§ **DIRECTIONS**:
Reproduce the listing below without changes, except that pictures are left out.
....................
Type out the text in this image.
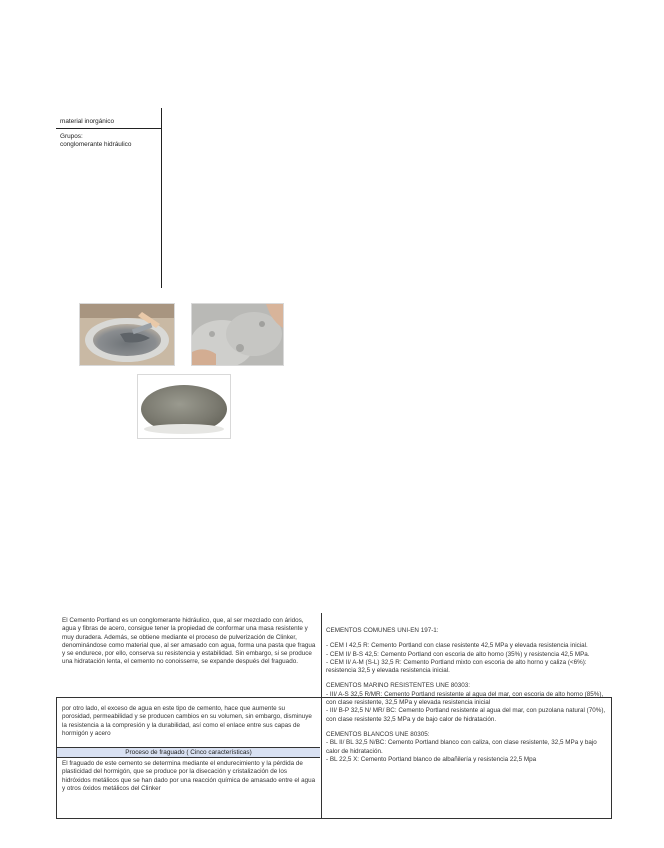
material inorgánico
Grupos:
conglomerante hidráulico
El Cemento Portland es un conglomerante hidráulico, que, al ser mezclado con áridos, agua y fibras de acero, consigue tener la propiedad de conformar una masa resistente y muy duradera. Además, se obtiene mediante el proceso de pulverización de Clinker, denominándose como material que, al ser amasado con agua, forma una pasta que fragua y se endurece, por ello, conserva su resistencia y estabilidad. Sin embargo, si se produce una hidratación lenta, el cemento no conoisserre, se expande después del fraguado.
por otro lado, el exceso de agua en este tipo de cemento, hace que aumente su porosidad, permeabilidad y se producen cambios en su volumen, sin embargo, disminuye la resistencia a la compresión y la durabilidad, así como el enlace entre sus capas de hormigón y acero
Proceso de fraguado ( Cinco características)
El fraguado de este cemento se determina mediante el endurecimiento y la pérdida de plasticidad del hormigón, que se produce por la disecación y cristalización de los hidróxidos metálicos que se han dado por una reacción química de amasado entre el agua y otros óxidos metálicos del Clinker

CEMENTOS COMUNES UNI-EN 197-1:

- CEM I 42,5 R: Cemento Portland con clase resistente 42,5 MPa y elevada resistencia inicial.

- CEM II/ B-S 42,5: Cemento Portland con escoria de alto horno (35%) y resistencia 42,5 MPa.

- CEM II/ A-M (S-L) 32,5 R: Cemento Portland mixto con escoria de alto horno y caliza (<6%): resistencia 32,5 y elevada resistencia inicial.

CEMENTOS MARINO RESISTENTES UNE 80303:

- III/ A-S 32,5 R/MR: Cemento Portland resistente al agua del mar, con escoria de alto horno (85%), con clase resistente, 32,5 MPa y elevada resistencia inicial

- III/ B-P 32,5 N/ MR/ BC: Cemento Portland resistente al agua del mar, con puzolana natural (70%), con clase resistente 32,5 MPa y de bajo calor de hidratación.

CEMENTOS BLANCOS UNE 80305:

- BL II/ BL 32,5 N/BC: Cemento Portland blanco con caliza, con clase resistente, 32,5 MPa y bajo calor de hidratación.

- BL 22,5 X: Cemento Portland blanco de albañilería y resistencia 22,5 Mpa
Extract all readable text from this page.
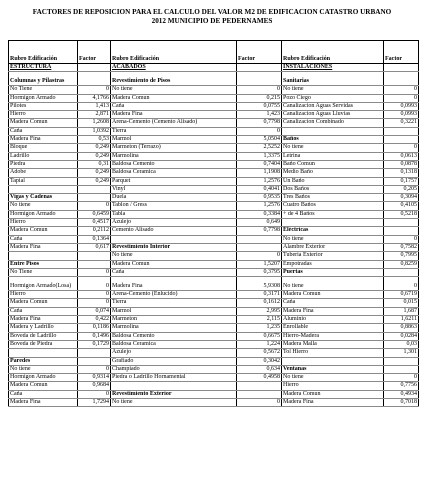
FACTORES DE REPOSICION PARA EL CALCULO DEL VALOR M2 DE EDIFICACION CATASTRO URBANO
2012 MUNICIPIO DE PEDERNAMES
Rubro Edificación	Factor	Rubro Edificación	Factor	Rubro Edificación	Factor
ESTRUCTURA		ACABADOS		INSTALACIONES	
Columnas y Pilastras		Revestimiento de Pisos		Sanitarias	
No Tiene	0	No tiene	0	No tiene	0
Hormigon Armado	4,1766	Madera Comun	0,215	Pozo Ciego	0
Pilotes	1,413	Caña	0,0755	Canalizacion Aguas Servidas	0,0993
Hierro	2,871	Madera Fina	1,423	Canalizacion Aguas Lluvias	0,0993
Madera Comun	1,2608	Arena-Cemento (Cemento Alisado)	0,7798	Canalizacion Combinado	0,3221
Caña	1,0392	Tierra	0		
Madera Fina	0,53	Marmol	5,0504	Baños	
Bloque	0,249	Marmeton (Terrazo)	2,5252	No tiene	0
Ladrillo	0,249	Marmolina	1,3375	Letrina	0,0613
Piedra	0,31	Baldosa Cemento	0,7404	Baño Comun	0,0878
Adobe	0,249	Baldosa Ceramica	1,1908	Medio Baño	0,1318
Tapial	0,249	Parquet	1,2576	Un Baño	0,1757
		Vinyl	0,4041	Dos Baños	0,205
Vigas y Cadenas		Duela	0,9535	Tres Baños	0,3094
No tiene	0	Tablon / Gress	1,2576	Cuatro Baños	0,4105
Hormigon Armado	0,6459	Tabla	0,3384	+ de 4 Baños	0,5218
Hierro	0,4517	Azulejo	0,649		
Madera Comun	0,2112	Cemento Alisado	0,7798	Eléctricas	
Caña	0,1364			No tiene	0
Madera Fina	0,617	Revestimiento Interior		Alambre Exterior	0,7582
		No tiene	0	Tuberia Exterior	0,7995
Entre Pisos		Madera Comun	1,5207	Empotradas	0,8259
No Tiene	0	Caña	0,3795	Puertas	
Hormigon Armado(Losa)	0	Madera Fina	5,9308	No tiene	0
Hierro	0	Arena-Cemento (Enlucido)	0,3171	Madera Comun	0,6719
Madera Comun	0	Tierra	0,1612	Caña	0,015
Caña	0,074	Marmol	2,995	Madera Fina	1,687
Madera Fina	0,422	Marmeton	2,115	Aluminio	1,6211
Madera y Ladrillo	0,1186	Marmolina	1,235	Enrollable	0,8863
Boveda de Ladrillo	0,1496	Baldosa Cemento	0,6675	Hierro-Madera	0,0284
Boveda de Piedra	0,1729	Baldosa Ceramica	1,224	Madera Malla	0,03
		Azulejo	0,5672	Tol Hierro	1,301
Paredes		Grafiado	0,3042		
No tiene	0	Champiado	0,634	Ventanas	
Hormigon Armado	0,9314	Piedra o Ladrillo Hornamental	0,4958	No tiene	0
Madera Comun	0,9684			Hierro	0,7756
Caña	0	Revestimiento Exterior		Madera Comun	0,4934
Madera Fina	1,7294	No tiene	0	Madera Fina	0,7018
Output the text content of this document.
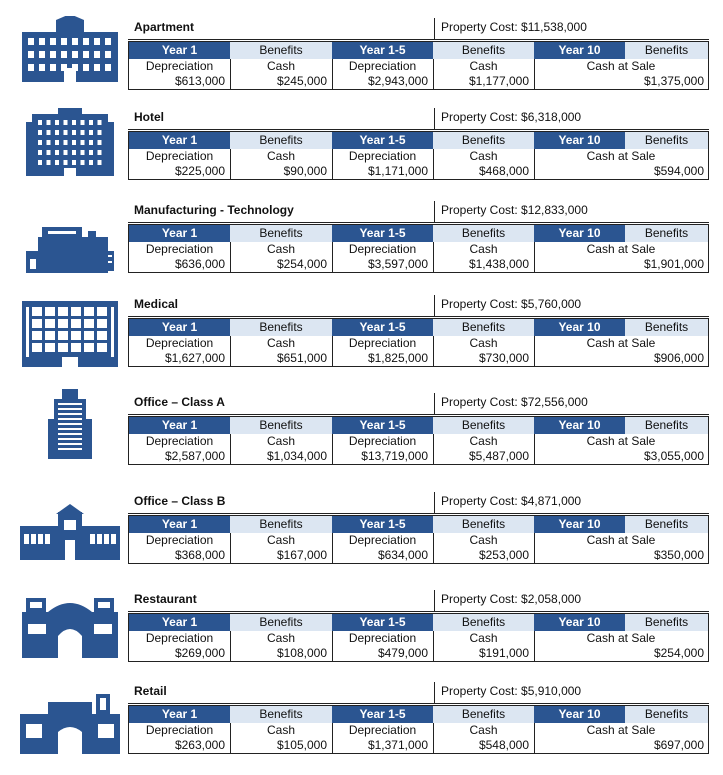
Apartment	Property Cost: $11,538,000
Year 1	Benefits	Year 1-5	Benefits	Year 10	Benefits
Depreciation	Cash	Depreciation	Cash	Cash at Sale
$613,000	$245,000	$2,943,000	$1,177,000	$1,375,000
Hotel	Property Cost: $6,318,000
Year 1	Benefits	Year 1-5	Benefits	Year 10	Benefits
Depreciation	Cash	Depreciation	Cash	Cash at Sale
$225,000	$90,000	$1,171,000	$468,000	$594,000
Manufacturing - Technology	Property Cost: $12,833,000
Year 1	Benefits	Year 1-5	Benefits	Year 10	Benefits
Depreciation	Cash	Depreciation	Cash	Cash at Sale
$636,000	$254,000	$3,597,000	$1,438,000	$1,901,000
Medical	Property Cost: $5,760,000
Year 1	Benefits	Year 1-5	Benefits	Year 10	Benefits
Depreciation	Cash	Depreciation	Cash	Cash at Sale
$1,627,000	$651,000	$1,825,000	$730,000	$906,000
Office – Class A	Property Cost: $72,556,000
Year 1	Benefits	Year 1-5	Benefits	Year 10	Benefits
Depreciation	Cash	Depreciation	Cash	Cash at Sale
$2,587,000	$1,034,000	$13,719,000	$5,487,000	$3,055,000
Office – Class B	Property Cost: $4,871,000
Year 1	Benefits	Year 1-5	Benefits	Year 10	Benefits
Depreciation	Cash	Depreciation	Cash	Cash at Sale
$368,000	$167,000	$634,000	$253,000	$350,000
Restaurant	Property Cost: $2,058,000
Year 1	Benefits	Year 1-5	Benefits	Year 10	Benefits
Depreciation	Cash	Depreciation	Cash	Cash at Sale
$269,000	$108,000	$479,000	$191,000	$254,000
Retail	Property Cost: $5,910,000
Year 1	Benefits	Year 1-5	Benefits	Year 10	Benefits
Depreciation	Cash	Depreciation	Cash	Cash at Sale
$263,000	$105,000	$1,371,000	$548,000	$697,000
....................
§ **RESPONSE TO THIS EXERCISE**:
Type out the text in this image.
material inorgánico
Grupos:
conglomerante hidráulico
El Cemento Portland es un conglomerante hidráulico, que, al ser mezclado con áridos, agua y fibras de acero, consigue tener la propiedad de conformar una masa resistente y muy duradera. Además, se obtiene mediante el proceso de pulverización de Clinker, denominándose como material que, al ser amasado con agua, forma una pasta que fragua y se endurece, por ello, conserva su resistencia y estabilidad. Sin embargo, si se produce una hidratación lenta, el cemento no conoisserre, se expande después del fraguado.
por otro lado, el exceso de agua en este tipo de cemento, hace que aumente su porosidad, permeabilidad y se producen cambios en su volumen, sin embargo, disminuye la resistencia a la compresión y la durabilidad, así como el enlace entre sus capas de hormigón y acero
Proceso de fraguado ( Cinco características)
El fraguado de este cemento se determina mediante el endurecimiento y la pérdida de plasticidad del hormigón, que se produce por la disecación y cristalización de los hidróxidos metálicos que se han dado por una reacción química de amasado entre el agua y otros óxidos metálicos del Clinker

CEMENTOS COMUNES UNI-EN 197-1:

- CEM I 42,5 R: Cemento Portland con clase resistente 42,5 MPa y elevada resistencia inicial.

- CEM II/ B-S 42,5: Cemento Portland con escoria de alto horno (35%) y resistencia 42,5 MPa.

- CEM II/ A-M (S-L) 32,5 R: Cemento Portland mixto con escoria de alto horno y caliza (<6%): resistencia 32,5 y elevada resistencia inicial.

CEMENTOS MARINO RESISTENTES UNE 80303:

- III/ A-S 32,5 R/MR: Cemento Portland resistente al agua del mar, con escoria de alto horno (85%), con clase resistente, 32,5 MPa y elevada resistencia inicial

- III/ B-P 32,5 N/ MR/ BC: Cemento Portland resistente al agua del mar, con puzolana natural (70%), con clase resistente 32,5 MPa y de bajo calor de hidratación.

CEMENTOS BLANCOS UNE 80305:

- BL II/ BL 32,5 N/BC: Cemento Portland blanco con caliza, con clase resistente, 32,5 MPa y bajo calor de hidratación.

- BL 22,5 X: Cemento Portland blanco de albañilería y resistencia 22,5 Mpa
Extract all readable text from this page.
FACTORES DE REPOSICION PARA EL CALCULO DEL VALOR M2 DE EDIFICACION CATASTRO URBANO
2012 MUNICIPIO DE PEDERNAMES
Rubro Edificación	Factor	Rubro Edificación	Factor	Rubro Edificación	Factor
ESTRUCTURA		ACABADOS		INSTALACIONES	
Columnas y Pilastras		Revestimiento de Pisos		Sanitarias	
No Tiene	0	No tiene	0	No tiene	0
Hormigon Armado	4,1766	Madera Comun	0,215	Pozo Ciego	0
Pilotes	1,413	Caña	0,0755	Canalizacion Aguas Servidas	0,0993
Hierro	2,871	Madera Fina	1,423	Canalizacion Aguas Lluvias	0,0993
Madera Comun	1,2608	Arena-Cemento (Cemento Alisado)	0,7798	Canalizacion Combinado	0,3221
Caña	1,0392	Tierra	0		
Madera Fina	0,53	Marmol	5,0504	Baños	
Bloque	0,249	Marmeton (Terrazo)	2,5252	No tiene	0
Ladrillo	0,249	Marmolina	1,3375	Letrina	0,0613
Piedra	0,31	Baldosa Cemento	0,7404	Baño Comun	0,0878
Adobe	0,249	Baldosa Ceramica	1,1908	Medio Baño	0,1318
Tapial	0,249	Parquet	1,2576	Un Baño	0,1757
		Vinyl	0,4041	Dos Baños	0,205
Vigas y Cadenas		Duela	0,9535	Tres Baños	0,3094
No tiene	0	Tablon / Gress	1,2576	Cuatro Baños	0,4105
Hormigon Armado	0,6459	Tabla	0,3384	+ de 4 Baños	0,5218
Hierro	0,4517	Azulejo	0,649		
Madera Comun	0,2112	Cemento Alisado	0,7798	Eléctricas	
Caña	0,1364			No tiene	0
Madera Fina	0,617	Revestimiento Interior		Alambre Exterior	0,7582
		No tiene	0	Tuberia Exterior	0,7995
Entre Pisos		Madera Comun	1,5207	Empotradas	0,8259
No Tiene	0	Caña	0,3795	Puertas	
Hormigon Armado(Losa)	0	Madera Fina	5,9308	No tiene	0
Hierro	0	Arena-Cemento (Enlucido)	0,3171	Madera Comun	0,6719
Madera Comun	0	Tierra	0,1612	Caña	0,015
Caña	0,074	Marmol	2,995	Madera Fina	1,687
Madera Fina	0,422	Marmeton	2,115	Aluminio	1,6211
Madera y Ladrillo	0,1186	Marmolina	1,235	Enrollable	0,8863
Boveda de Ladrillo	0,1496	Baldosa Cemento	0,6675	Hierro-Madera	0,0284
Boveda de Piedra	0,1729	Baldosa Ceramica	1,224	Madera Malla	0,03
		Azulejo	0,5672	Tol Hierro	1,301
Paredes		Grafiado	0,3042		
No tiene	0	Champiado	0,634	Ventanas	
Hormigon Armado	0,9314	Piedra o Ladrillo Hornamental	0,4958	No tiene	0
Madera Comun	0,9684			Hierro	0,7756
Caña	0	Revestimiento Exterior		Madera Comun	0,4934
Madera Fina	1,7294	No tiene	0	Madera Fina	0,7018
Output the text content of this document.
Apartment	Property Cost: $11,538,000
Year 1	Benefits	Year 1-5	Benefits	Year 10	Benefits
Depreciation	Cash	Depreciation	Cash	Cash at Sale
$613,000	$245,000	$2,943,000	$1,177,000	$1,375,000
Hotel	Property Cost: $6,318,000
Year 1	Benefits	Year 1-5	Benefits	Year 10	Benefits
Depreciation	Cash	Depreciation	Cash	Cash at Sale
$225,000	$90,000	$1,171,000	$468,000	$594,000
Manufacturing - Technology	Property Cost: $12,833,000
Year 1	Benefits	Year 1-5	Benefits	Year 10	Benefits
Depreciation	Cash	Depreciation	Cash	Cash at Sale
$636,000	$254,000	$3,597,000	$1,438,000	$1,901,000
Medical	Property Cost: $5,760,000
Year 1	Benefits	Year 1-5	Benefits	Year 10	Benefits
Depreciation	Cash	Depreciation	Cash	Cash at Sale
$1,627,000	$651,000	$1,825,000	$730,000	$906,000
Office – Class A	Property Cost: $72,556,000
Year 1	Benefits	Year 1-5	Benefits	Year 10	Benefits
Depreciation	Cash	Depreciation	Cash	Cash at Sale
$2,587,000	$1,034,000	$13,719,000	$5,487,000	$3,055,000
Office – Class B	Property Cost: $4,871,000
Year 1	Benefits	Year 1-5	Benefits	Year 10	Benefits
Depreciation	Cash	Depreciation	Cash	Cash at Sale
$368,000	$167,000	$634,000	$253,000	$350,000
Restaurant	Property Cost: $2,058,000
Year 1	Benefits	Year 1-5	Benefits	Year 10	Benefits
Depreciation	Cash	Depreciation	Cash	Cash at Sale
$269,000	$108,000	$479,000	$191,000	$254,000
Retail	Property Cost: $5,910,000
Year 1	Benefits	Year 1-5	Benefits	Year 10	Benefits
Depreciation	Cash	Depreciation	Cash	Cash at Sale
$263,000	$105,000	$1,371,000	$548,000	$697,000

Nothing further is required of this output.